## [Job]
Extract the lines that hold the string "Coordination".

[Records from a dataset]
* * * *

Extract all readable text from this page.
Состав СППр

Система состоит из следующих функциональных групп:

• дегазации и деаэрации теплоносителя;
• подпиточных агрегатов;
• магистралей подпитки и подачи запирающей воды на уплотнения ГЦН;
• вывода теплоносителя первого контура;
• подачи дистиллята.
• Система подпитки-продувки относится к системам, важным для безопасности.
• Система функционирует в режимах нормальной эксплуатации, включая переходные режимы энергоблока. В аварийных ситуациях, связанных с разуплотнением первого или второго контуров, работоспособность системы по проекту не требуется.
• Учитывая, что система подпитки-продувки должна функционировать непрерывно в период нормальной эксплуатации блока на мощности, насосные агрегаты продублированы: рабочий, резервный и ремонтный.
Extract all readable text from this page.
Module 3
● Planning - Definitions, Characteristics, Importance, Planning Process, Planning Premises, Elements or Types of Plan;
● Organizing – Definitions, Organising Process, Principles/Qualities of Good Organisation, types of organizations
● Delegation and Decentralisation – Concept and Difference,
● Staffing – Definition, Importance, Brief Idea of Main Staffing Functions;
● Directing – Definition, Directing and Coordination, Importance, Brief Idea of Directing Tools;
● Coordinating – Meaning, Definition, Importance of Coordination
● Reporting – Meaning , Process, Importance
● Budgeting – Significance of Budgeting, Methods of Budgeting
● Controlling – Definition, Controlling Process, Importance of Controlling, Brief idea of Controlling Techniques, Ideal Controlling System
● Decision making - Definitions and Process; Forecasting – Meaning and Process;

* * * *

## [Solution for this task]
● Directing – Definition, Directing and Coordination, Importance, Brief Idea of Directing Tools;
● Coordinating – Meaning, Definition, Importance of Coordination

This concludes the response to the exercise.